Fragmento seleccionado —
González Caballero siempre llegaba a tiempo, pero eso no significaba que en punto empezara a hablar del tema de clase, todo se iba dando con simpleza, platicando entrábamos en el tema, en los ejercicios. Su taller durante años empezó, fuera sábado o domingo, a las once de la mañana, y los ejercicios podían iniciar a las 12 o 1 de la tarde, pero nunca sentías que perdías tiempo; al fin estabas cerca de él.
En esa época que ahora recuerdo, a fines de los 80's, las sesiones eran en un amplio cuarto en la azotea de la casa de la maestra Román Calvo, que albergó al taller durante varios años; ahí fueron mis primeras clases de dramaturgia, con ellos dos y algunos compañeros leyendo mis obras después del taller de los sábados; eran en verdad pequeñas tertulias. Después de comer en algún restaurante cualquiera había que regresar a la casa de la maestra, escuchar la lectura de quien tuviera un texto, platicar, ir al cine. Con González Caballero eran fines de semana de continuo aprendizaje y disfrute.
Uno iba a aprender de actuación y aprendía también filosofía, cine (en eso era un experto), literatura, psicología, historia, chismes de esa historia, libertad, uno aprendía con él a ser libre. Es por eso que estoy convencido que algunos lo rechazaban, les daba miedo su libertad, no podían ser libres, nunca tanto como él.
Todo continuó de la misma manera hasta el final de su vida, las sedes del taller cambiaron pero la rutina de aprendizaje y disfrute permanecía.


III

Aprendí con él un nuevo concepto de la palabra rebeldía, y vaya que me costó trabajo y trabajos aprenderlo: ¿para qué gritar?, ¿para qué querer romper todos los esquemas frente a los demás? En tu vida, en tu obra, en tu simple andar puedes ser libre, esa es la mayor rebeldía y esa él la enseñaba sin necesidad absolutamente de nada más, viviendo, estando cerca, haciéndonos su amigo.
González Caballero siempre leía por su propio gusto, pero esa continua lectura refrescaba su obra, su clase, siempre había algo nuevo que reforzaba su trabajo, y todo era tan profundo, tan elevado, que a veces no nos dábamos cuenta de ello; era simple, risueño, simple, muy simple. Cuando uno lee sobre los maestros orientales taoístas puede tener una idea de dónde venía su maestría.

Invitábamos gente ajena al taller, gente a quienes les había sorprendido nuestra evolución, nuestra cultura, les decíamos que se los debíamos al maestro, entonces querían conocerlo; iban ciertamente ilusionados de conocer al maestro, y cuando lo veían o lo escuchaban o incluso cuando leían su obra, pocos, muy pocos lo alababan; la mayoría creía que nosotros éramos los grandes y que estábamos obsesionados, engañados con que él nos había dado cosas que en realidad nosotros aprendimos por nuestra cuenta. ¡Tontos, tontos, tontos!
González Caballero, con la apariencia de vagabundo que tenía, resulta ser el padre de una inmensa generación de actores y artistas de este país, es el padre de una técnica de actuación que manejan, mal que bien, decenas de jóvenes actores, es el padre de algunos dramaturgos entre los que me incluyo, es el padre de maestros de teatro... González Caballero no tuvo hijos biológicos pero fue un padre indiscriminado de artistas, nunca usó condón para enseñar, era un libertino del dar, a todos, a quien fuera, no respetaba nada ni a nadie.

Datos recopilados —
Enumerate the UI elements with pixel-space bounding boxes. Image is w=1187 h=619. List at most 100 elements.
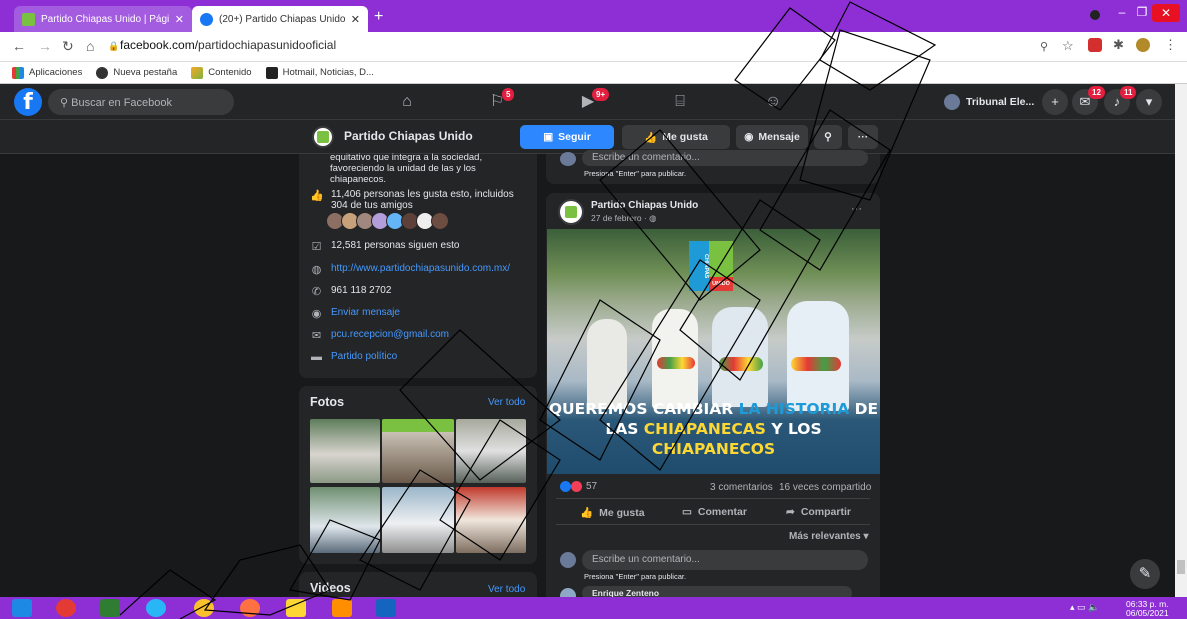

Instrucción escrita —
Contesta estas preguntas sobre el fragmento acerca de González Caballero:
1. ¿A qué hora empezó su taller durante años?
2. ¿Dónde eran las sesiones a fines de los 80's?
3. ¿En qué materia era un experto?
Responde únicamente con lo que dice el fragmento, sin recurrir al listado.

Respuesta final —
1. A las once de la mañana.
2. En un amplio cuarto en la azotea de la casa de la maestra Román Calvo.
3. En cine.